• _Problem_
Translate this sentence from the article on idle IT equipment after layoffs into Spanish: "At the same time, software licenses, notoriously easy to lose track of, are also piling up."

• _Supplied text_
A huge amount of office productivity devices – including desktops, laptops, servers and handhelds – many with sensitive data on them, are gathering dust in vacant employee cubicles, stockrooms or desks.
Pat Beemer, IT director for Seattle Lighting, has a lot of orphaned computer hardware and unused software licenses on his hands — the result of what he calls “serious” layoffs at the company.
“We’re scratching our heads [wondering] what to do with them. Some of these PCs had sensitive data on them,” he said. “Most of the PCs are old, so they can either be resold or destroyed, but how do we warehouse the others?”
Seattle Lighting is not alone. The question of what to do with unused IT equipment is a rapidly growing problem for many companies hit by the recession and the accompanying layoffs.
Countless desktops, laptops, servers and handheld devices are lying around — often with sensitive data on them — gathering dust in cubicles, in stockrooms or on vacant desks.
At the same time, software licenses, notoriously easy to lose track of, are also piling up.
From the beginning of the recession in December 2007 through February 2009, 4.4 million people had lost their jobs, according to the U.S. Bureau of Labor Statistics.
In the fourth quarter of 2008 alone there were 3,140 mass layoffs around the country resulting in 508,859 lost jobs. In January, another 2,227 mass layoffs occurred involving 237,902 workers.
“Let’s say half of those [laid off] are knowledge workers,” said Forrester Research Inc. analyst Peter O’Neill. “A knowledge worker usually has a copy of Microsoft Office, so you can make a direct correlation” between unused software and laid-off workers.
More than one in five businesses that have had software audits are holding on to unused software, also called shelfware, according to a soon-to-be released software budget survey from Forrester.
And, only 35 per cent of the 776 U.S., European and Asian companies that Forrester surveyed between December of 2008 and February 2009 had even been audited by a third-party provider, O’Neill said.
That means the percentage of companies with shelfware is likely higher than the survey results indicate.

• _Items_
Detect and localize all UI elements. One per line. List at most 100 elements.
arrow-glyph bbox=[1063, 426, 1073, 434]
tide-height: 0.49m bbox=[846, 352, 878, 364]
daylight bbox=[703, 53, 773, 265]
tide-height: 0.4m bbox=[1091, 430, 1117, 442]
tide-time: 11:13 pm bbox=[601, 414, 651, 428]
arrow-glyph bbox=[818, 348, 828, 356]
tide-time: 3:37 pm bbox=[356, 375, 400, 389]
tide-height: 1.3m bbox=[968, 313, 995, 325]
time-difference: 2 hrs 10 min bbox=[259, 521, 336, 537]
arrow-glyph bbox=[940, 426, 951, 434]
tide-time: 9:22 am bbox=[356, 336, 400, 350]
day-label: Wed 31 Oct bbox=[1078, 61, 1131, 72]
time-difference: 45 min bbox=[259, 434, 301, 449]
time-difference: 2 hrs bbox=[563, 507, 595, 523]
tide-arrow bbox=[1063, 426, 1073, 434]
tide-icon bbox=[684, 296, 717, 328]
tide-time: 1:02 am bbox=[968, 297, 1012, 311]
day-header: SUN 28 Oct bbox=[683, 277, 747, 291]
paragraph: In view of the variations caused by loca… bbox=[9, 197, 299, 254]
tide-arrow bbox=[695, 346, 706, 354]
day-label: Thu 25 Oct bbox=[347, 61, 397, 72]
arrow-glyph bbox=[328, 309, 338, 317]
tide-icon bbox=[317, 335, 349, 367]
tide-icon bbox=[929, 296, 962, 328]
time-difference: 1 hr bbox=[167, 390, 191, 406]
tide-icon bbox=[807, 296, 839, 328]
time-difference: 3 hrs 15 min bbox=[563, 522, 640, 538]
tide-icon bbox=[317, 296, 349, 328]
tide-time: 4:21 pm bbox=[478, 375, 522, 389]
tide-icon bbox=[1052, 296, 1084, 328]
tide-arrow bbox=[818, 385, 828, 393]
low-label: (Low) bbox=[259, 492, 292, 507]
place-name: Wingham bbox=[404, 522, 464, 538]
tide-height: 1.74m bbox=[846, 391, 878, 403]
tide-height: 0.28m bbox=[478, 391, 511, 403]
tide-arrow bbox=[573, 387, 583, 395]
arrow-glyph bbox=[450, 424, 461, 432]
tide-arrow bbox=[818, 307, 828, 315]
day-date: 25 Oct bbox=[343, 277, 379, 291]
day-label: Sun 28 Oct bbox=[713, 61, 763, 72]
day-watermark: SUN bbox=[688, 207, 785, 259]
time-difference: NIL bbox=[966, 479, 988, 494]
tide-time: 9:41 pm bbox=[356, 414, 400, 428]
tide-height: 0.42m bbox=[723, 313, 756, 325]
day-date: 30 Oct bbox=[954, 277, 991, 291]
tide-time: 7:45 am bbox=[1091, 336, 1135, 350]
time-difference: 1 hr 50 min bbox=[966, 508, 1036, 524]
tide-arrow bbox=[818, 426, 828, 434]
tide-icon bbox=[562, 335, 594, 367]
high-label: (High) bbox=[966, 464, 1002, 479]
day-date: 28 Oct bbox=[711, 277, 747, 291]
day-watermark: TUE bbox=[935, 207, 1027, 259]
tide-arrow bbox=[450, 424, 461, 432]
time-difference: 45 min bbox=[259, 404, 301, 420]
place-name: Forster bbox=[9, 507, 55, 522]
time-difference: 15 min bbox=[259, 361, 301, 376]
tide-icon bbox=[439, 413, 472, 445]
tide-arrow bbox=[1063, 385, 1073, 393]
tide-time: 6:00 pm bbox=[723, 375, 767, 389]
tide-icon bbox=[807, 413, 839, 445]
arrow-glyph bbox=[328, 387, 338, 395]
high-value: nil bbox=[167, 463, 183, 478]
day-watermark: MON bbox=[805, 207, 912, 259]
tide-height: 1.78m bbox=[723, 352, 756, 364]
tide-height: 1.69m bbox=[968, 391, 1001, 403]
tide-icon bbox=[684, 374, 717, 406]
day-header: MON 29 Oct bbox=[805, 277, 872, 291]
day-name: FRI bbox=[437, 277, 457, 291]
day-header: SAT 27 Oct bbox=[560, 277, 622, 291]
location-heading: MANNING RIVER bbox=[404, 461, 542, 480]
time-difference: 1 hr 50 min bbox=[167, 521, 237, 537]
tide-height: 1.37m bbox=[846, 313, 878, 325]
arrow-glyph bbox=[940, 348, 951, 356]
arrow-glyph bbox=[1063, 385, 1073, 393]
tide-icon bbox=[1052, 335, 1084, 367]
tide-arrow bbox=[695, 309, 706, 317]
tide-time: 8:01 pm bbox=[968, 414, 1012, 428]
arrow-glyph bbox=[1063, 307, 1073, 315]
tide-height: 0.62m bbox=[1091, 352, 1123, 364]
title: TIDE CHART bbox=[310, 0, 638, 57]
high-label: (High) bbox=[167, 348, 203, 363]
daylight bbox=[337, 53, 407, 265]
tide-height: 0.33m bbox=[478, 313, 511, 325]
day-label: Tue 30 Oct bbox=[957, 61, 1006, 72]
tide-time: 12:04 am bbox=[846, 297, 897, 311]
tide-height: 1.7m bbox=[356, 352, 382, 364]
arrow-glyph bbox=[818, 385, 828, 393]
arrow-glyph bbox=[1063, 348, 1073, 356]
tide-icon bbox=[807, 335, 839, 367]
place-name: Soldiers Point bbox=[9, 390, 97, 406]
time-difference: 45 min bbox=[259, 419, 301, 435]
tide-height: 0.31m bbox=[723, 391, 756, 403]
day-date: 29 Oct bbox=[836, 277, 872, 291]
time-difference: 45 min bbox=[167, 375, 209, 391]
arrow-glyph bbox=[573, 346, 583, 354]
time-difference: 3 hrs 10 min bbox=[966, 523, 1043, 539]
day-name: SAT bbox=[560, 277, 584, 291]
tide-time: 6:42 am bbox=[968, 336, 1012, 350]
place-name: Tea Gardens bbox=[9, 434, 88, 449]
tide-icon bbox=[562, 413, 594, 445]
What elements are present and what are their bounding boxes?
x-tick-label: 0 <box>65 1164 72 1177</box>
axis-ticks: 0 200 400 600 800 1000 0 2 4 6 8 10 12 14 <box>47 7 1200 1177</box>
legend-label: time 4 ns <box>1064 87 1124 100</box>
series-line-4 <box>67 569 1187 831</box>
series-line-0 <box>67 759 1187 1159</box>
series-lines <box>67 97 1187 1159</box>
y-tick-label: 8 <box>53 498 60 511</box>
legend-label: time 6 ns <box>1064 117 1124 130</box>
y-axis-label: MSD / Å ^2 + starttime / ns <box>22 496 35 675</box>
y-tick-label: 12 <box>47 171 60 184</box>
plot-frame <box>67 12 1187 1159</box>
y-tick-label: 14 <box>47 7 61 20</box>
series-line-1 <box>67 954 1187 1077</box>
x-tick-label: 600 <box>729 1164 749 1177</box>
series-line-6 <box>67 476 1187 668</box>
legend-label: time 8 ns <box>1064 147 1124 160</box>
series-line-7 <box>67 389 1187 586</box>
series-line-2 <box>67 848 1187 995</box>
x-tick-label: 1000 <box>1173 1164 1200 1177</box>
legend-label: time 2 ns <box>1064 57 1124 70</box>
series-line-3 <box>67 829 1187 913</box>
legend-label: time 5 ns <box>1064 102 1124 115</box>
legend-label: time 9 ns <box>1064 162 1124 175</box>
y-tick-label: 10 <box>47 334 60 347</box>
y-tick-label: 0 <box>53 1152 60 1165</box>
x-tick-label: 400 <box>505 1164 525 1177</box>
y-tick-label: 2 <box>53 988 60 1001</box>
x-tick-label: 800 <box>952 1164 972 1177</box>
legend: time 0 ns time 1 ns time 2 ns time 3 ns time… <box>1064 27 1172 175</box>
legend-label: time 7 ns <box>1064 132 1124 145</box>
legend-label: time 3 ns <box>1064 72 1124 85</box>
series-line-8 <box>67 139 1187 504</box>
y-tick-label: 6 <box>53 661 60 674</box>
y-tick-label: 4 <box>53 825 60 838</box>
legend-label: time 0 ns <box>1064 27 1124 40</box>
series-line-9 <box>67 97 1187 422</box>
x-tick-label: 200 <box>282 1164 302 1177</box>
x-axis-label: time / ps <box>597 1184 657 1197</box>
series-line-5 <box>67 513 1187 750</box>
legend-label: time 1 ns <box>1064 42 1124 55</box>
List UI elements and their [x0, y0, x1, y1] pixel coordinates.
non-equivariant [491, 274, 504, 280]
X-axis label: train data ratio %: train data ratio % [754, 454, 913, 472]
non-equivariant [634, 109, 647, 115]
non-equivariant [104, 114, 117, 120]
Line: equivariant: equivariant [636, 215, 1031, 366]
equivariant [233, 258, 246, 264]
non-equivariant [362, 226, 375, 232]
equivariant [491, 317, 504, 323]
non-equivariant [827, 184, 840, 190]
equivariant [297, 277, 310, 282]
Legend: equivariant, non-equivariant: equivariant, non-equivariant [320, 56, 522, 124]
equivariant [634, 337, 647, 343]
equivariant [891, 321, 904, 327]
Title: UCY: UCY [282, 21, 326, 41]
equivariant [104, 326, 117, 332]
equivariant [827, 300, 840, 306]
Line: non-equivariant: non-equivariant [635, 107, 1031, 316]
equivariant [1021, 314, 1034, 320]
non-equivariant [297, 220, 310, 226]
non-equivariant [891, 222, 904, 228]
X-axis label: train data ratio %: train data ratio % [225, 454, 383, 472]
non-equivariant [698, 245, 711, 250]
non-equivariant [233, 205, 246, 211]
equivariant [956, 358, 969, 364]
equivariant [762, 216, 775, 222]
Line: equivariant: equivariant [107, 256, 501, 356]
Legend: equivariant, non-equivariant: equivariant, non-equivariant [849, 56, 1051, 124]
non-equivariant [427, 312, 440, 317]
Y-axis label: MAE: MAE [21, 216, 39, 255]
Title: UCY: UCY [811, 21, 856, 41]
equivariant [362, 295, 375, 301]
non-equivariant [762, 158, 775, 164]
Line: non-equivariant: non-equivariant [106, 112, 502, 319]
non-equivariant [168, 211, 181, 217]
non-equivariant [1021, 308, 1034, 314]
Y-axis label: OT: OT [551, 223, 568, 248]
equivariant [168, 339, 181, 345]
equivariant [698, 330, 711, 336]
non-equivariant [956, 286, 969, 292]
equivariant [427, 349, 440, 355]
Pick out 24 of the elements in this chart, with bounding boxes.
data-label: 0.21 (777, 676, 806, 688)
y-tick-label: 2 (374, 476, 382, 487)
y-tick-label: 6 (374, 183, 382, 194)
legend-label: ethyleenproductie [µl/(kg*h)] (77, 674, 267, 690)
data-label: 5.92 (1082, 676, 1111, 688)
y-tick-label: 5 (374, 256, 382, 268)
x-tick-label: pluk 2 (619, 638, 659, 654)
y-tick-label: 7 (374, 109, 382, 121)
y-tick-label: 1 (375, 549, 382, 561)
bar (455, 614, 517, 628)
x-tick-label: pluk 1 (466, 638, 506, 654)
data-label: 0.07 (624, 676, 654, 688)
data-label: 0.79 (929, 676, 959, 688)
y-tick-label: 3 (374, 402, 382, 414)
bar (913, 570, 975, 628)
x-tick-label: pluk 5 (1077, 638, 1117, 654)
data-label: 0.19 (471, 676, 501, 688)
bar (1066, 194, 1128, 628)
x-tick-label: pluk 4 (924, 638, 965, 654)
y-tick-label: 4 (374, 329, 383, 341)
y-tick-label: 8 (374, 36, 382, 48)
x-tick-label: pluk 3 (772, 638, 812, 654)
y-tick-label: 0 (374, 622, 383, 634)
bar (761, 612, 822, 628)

• _Final result_
Al mismo tiempo, las licencias de software, de las que es notoriamente fácil perder el control, también se están acumulando.